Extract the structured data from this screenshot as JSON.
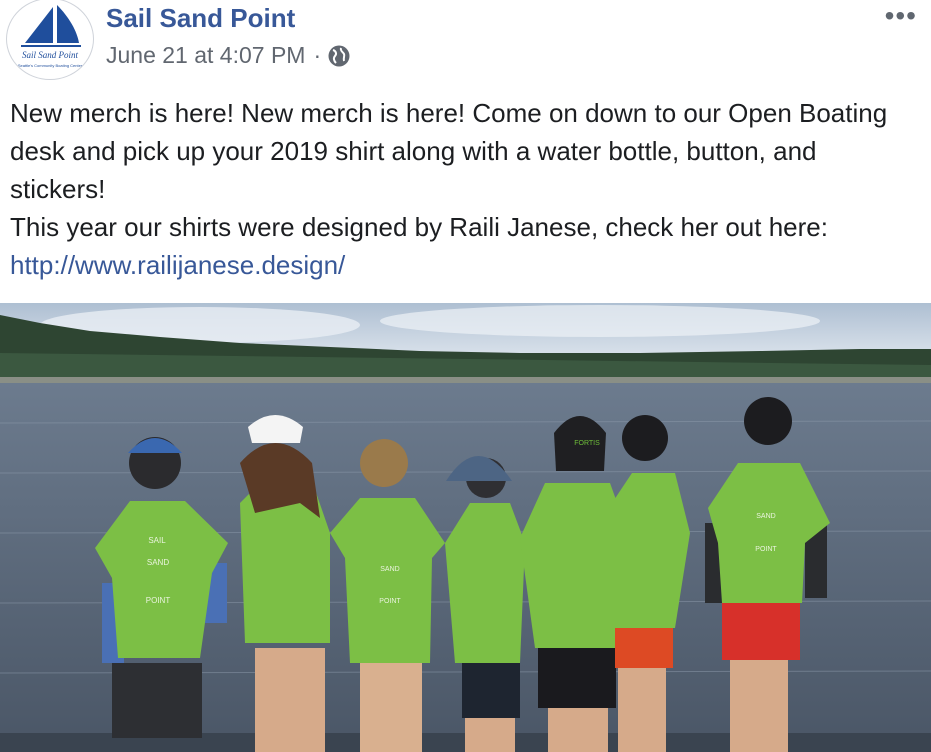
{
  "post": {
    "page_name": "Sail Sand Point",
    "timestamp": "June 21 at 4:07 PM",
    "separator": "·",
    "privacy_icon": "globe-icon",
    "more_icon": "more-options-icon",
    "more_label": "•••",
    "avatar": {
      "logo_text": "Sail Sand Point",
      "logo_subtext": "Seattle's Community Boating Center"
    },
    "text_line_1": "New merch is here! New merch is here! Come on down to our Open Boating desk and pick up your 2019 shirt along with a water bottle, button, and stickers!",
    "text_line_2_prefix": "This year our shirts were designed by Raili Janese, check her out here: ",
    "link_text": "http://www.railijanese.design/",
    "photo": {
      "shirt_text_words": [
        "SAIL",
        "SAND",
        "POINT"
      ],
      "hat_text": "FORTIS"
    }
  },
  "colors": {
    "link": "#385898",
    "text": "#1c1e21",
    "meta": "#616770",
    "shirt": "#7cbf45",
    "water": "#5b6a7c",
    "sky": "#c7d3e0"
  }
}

* * *

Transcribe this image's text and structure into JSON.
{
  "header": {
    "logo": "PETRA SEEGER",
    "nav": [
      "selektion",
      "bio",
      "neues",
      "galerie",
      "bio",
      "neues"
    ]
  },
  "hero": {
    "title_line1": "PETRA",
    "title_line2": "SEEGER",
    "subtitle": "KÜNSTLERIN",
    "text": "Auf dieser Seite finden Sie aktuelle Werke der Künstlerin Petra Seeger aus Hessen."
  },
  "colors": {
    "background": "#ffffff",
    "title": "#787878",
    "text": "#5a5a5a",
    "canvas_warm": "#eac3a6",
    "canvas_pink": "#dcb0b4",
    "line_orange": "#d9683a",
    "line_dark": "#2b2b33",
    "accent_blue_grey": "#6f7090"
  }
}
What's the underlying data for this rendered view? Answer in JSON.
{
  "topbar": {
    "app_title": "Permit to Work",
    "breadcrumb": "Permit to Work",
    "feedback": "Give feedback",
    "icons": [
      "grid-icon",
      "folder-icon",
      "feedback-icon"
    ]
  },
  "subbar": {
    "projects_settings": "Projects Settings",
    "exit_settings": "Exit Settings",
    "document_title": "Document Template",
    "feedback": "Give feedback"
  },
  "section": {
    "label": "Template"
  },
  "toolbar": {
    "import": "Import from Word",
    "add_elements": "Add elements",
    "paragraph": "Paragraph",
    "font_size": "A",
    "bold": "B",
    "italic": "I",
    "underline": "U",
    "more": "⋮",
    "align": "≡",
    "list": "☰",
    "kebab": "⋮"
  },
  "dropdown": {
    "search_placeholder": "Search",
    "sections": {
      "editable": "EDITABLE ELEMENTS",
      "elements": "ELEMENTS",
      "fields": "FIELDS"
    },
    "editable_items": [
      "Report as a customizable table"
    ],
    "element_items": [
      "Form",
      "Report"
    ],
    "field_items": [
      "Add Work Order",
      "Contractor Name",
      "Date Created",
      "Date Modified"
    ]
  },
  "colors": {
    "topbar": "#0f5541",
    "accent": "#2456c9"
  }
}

● **To do**: Identify the lines of the entries containing the string "data". Copy each such line.

● **Exercise result**:
Extract the structured data from this screenshot as JSON.
What's the underlying data for this rendered view? Answer in JSON.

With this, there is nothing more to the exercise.